Write the entries out again exactly as they stand, but without the pictures.
_ _ _
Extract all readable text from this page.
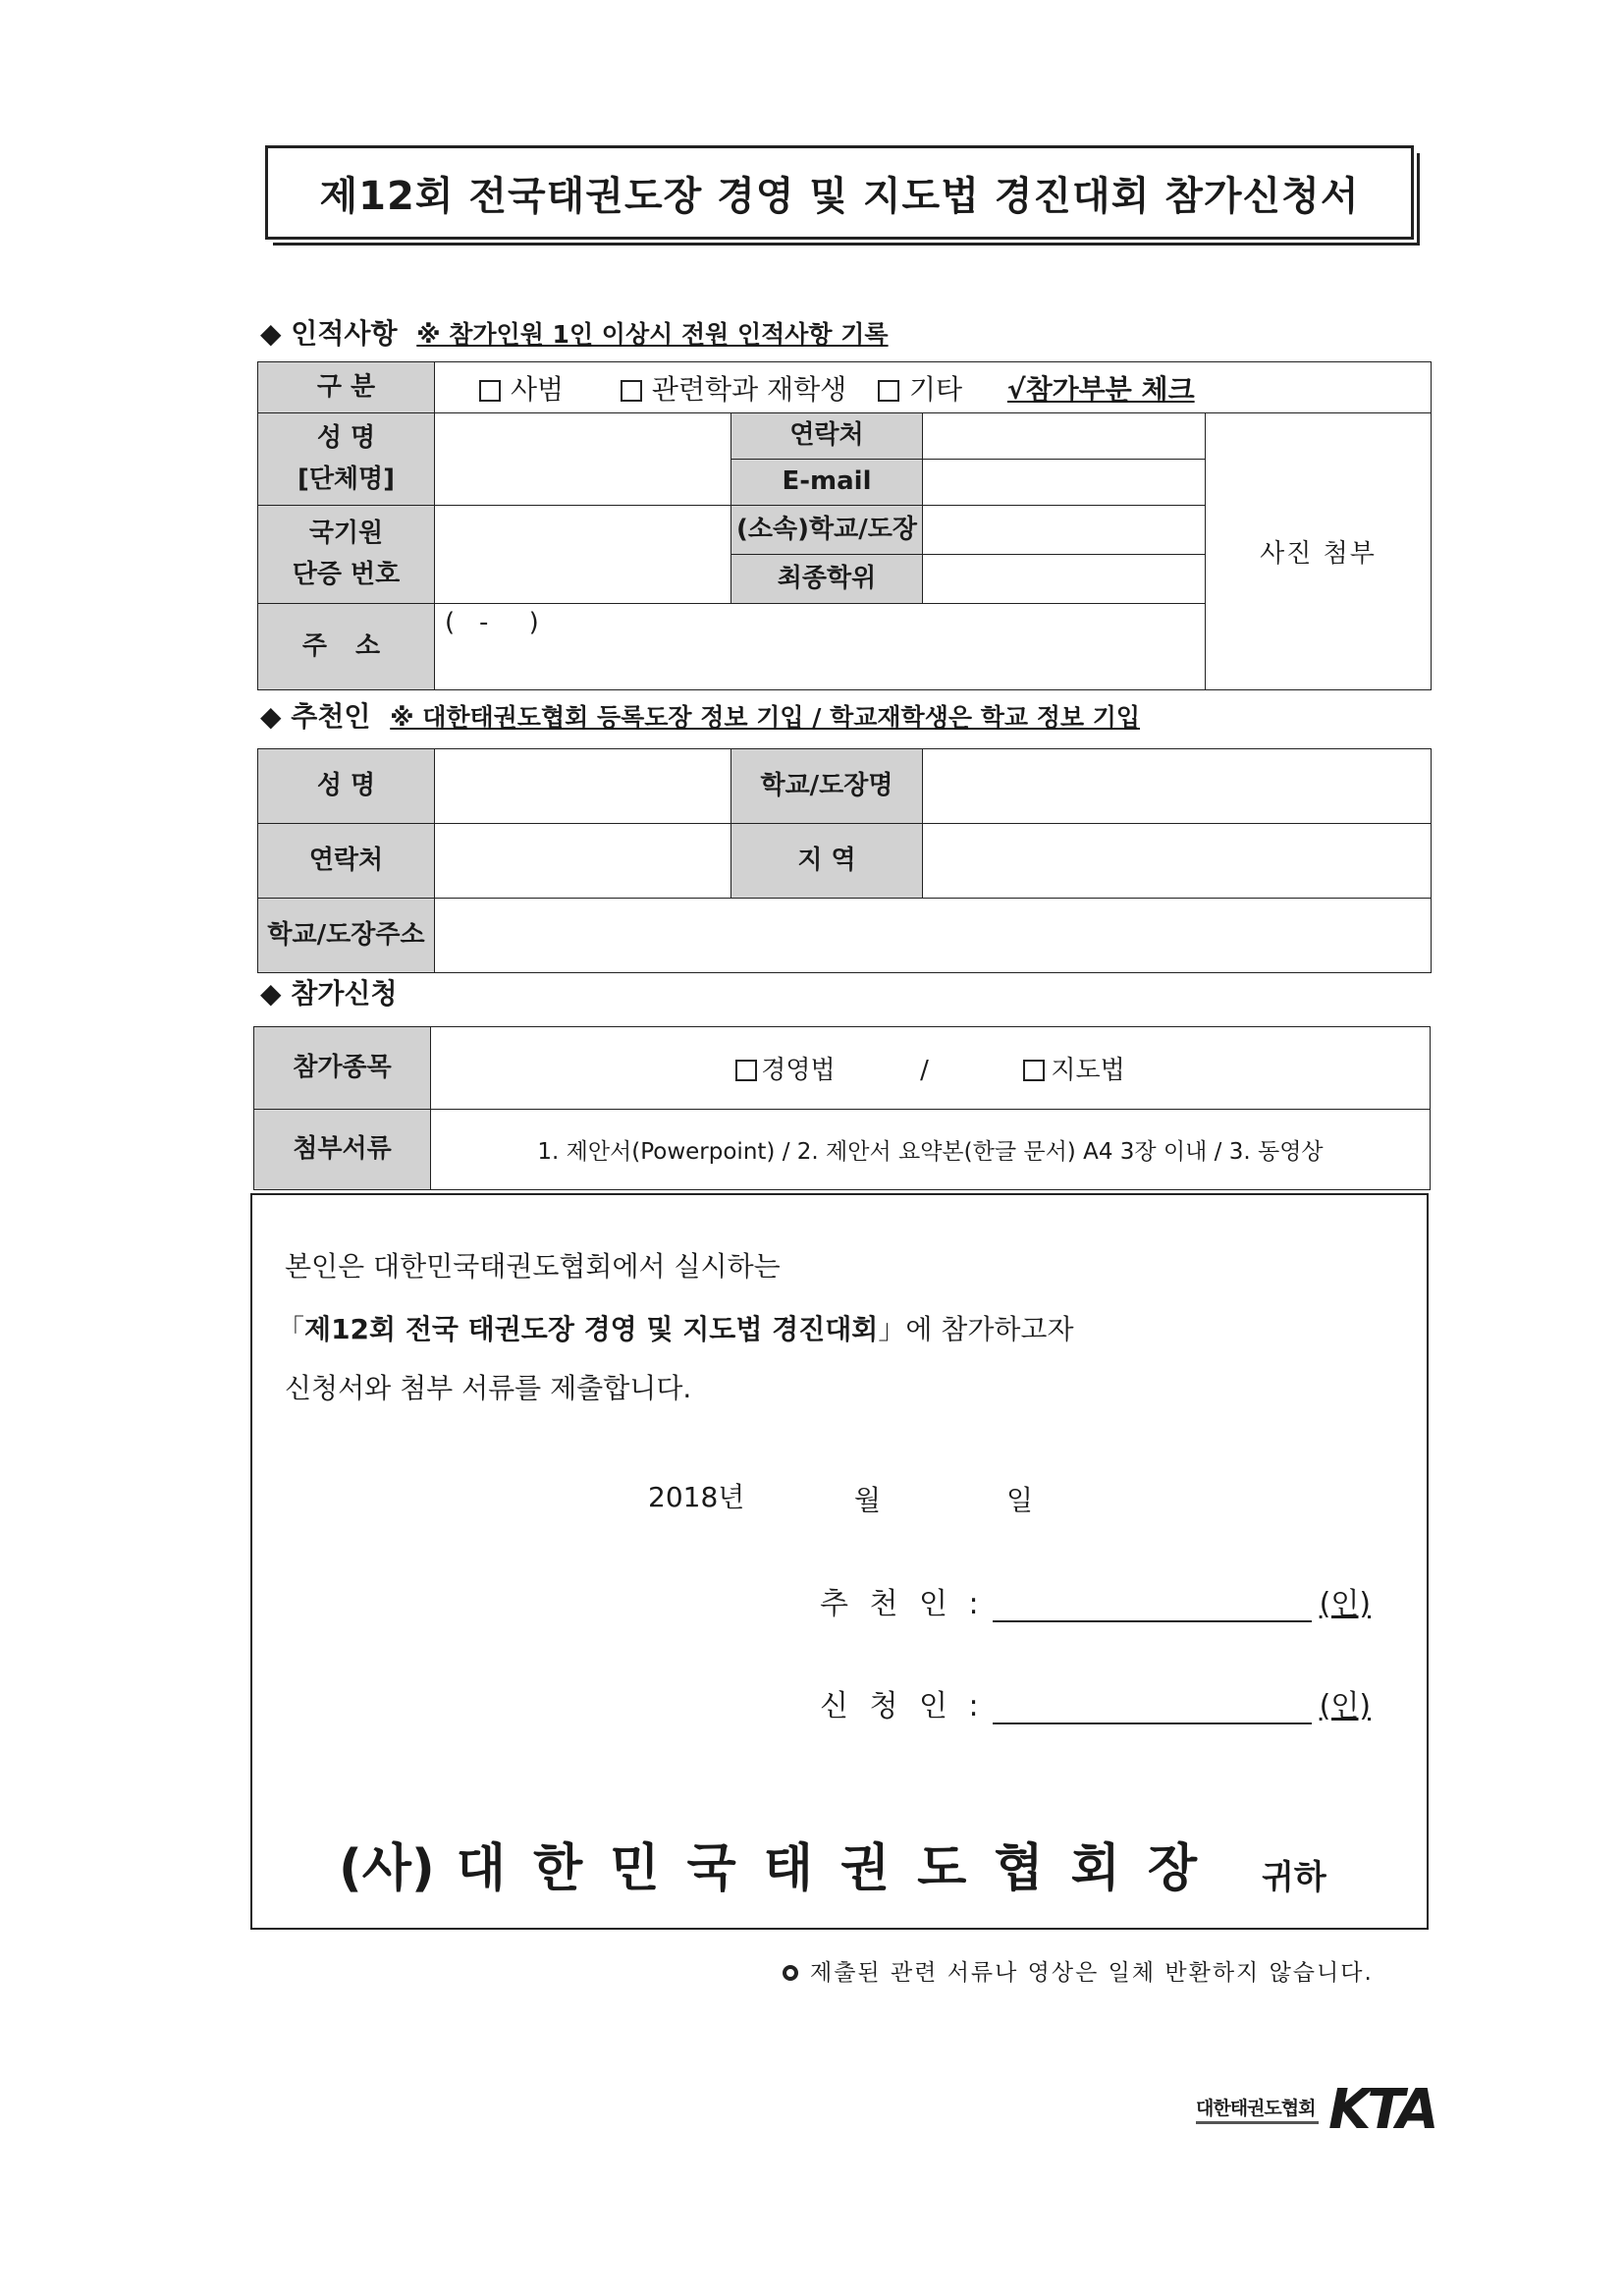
제12회 전국태권도장 경영 및 지도법 경진대회 참가신청서
◆ 인적사항 ※ 참가인원 1인 이상시 전원 인적사항 기록
구 분	사범 관련학과 재학생 기타 √참가부분 체크			

성 명
[단체명]		연락처		사진 첨부
		E-mail		

국기원
단증 번호		(소속)학교/도장		
		최종학위		

주 소	(   -     )			
◆ 추천인 ※ 대한태권도협회 등록도장 정보 기입 / 학교재학생은 학교 정보 기입
성 명		학교/도장명	
연락처		지 역	
학교/도장주소			
◆ 참가신청
참가종목	경영법 / 지도법
첨부서류	1. 제안서(Powerpoint) / 2. 제안서 요약본(한글 문서) A4 3장 이내 / 3. 동영상
본인은 대한민국태권도협회에서 실시하는
「제12회 전국 태권도장 경영 및 지도법 경진대회」에 참가하고자
신청서와 첨부 서류를 제출합니다.
2018년	월	일
추 천 인 :	(인)
신 청 인 :	(인)
(사) 대한민국태권도협회장 귀하
제출된 관련 서류나 영상은 일체 반환하지 않습니다.
대한태권도협회 KTA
_ _ _
#### [PROBLEM SOLUTION]
Extract all readable text from this page.
제12회 전국태권도장 경영 및 지도법 경진대회 참가신청서
◆ 인적사항 ※ 참가인원 1인 이상시 전원 인적사항 기록
구 분	사범 관련학과 재학생 기타 √참가부분 체크			

성 명
[단체명]		연락처		사진 첨부
		E-mail		

국기원
단증 번호		(소속)학교/도장		
		최종학위		

주 소	(   -     )			
◆ 추천인 ※ 대한태권도협회 등록도장 정보 기입 / 학교재학생은 학교 정보 기입
성 명		학교/도장명	
연락처		지 역	
학교/도장주소			
◆ 참가신청
참가종목	경영법 / 지도법
첨부서류	1. 제안서(Powerpoint) / 2. 제안서 요약본(한글 문서) A4 3장 이내 / 3. 동영상
본인은 대한민국태권도협회에서 실시하는
「제12회 전국 태권도장 경영 및 지도법 경진대회」에 참가하고자
신청서와 첨부 서류를 제출합니다.
2018년	월	일
추 천 인 :	(인)
신 청 인 :	(인)
(사) 대한민국태권도협회장 귀하
제출된 관련 서류나 영상은 일체 반환하지 않습니다.
대한태권도협회 KTA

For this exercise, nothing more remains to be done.